→ **WHAT YOU NEED TO DO**: Write out all of the data exactly as it appears.

(Data records)
=-=-=

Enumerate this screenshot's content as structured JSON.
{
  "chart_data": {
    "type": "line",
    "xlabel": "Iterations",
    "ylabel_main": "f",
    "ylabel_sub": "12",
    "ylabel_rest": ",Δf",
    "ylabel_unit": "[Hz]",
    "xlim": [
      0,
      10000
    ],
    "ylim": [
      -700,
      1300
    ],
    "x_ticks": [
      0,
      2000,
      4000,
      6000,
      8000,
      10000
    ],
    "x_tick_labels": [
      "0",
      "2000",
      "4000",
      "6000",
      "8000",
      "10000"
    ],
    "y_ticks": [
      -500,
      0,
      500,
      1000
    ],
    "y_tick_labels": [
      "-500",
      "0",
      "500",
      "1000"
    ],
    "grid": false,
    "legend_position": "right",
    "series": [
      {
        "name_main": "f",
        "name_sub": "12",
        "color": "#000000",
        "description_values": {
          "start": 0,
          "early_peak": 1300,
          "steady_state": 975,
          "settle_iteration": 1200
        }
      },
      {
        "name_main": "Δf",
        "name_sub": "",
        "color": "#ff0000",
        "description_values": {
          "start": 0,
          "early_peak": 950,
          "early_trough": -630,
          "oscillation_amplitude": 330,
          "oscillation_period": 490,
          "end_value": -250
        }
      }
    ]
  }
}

=-=-=

→ **OUTPUT FOR THIS EXERCISE**:
Enumerate this screenshot's content as structured JSON.
{
  "chart_data": {
    "type": "line",
    "xlabel": "Iterations",
    "ylabel_main": "f",
    "ylabel_sub": "12",
    "ylabel_rest": ",Δf",
    "ylabel_unit": "[Hz]",
    "xlim": [
      0,
      10000
    ],
    "ylim": [
      -700,
      1300
    ],
    "x_ticks": [
      0,
      2000,
      4000,
      6000,
      8000,
      10000
    ],
    "x_tick_labels": [
      "0",
      "2000",
      "4000",
      "6000",
      "8000",
      "10000"
    ],
    "y_ticks": [
      -500,
      0,
      500,
      1000
    ],
    "y_tick_labels": [
      "-500",
      "0",
      "500",
      "1000"
    ],
    "grid": false,
    "legend_position": "right",
    "series": [
      {
        "name_main": "f",
        "name_sub": "12",
        "color": "#000000",
        "description_values": {
          "start": 0,
          "early_peak": 1300,
          "steady_state": 975,
          "settle_iteration": 1200
        }
      },
      {
        "name_main": "Δf",
        "name_sub": "",
        "color": "#ff0000",
        "description_values": {
          "start": 0,
          "early_peak": 950,
          "early_trough": -630,
          "oscillation_amplitude": 330,
          "oscillation_period": 490,
          "end_value": -250
        }
      }
    ]
  }
}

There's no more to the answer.